--- BEGIN Excerpted records ---

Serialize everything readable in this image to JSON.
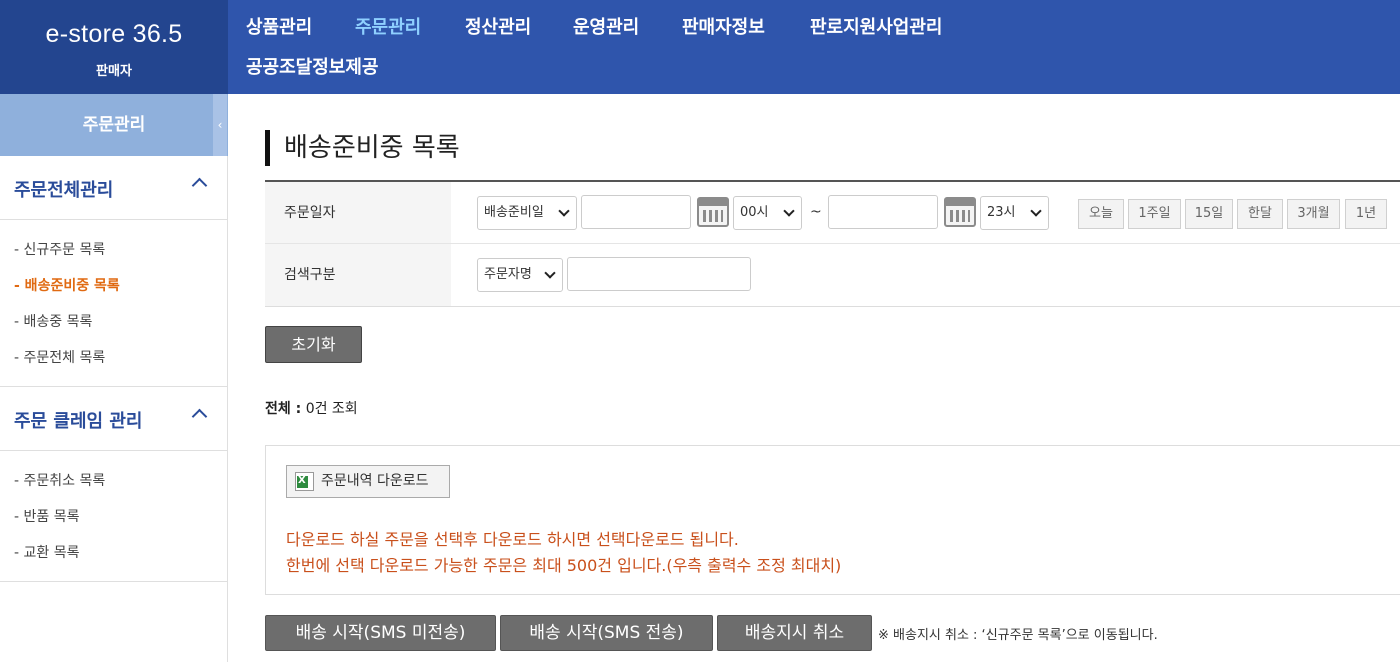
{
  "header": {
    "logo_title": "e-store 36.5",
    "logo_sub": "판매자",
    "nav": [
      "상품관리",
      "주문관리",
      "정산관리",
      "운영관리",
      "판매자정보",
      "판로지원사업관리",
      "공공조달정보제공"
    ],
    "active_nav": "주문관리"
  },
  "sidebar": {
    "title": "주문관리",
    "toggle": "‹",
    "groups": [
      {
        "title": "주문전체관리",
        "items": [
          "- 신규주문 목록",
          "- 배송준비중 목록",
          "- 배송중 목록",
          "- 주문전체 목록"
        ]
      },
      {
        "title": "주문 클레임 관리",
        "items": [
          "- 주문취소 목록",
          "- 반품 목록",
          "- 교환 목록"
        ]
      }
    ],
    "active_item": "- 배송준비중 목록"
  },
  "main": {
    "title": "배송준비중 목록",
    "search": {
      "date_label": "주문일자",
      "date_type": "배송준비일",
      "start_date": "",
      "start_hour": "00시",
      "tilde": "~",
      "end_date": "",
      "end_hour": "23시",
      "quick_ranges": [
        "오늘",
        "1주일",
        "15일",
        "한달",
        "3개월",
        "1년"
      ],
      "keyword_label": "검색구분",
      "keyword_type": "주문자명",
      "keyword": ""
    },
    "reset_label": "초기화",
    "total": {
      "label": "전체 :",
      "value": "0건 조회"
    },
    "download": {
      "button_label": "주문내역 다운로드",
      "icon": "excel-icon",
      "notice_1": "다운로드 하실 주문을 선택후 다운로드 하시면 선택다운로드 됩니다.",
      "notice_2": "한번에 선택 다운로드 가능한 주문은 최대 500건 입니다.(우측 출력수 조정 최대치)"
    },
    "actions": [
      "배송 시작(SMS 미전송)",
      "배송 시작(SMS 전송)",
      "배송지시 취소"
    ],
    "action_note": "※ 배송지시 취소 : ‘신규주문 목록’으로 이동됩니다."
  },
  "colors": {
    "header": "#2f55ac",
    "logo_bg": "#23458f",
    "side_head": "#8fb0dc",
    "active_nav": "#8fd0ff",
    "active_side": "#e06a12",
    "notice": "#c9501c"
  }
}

--- END Excerpted records ---

> [Task statement] Give the count of lines containing "배송준비중", with no added text.

> [Output for this exercise] 3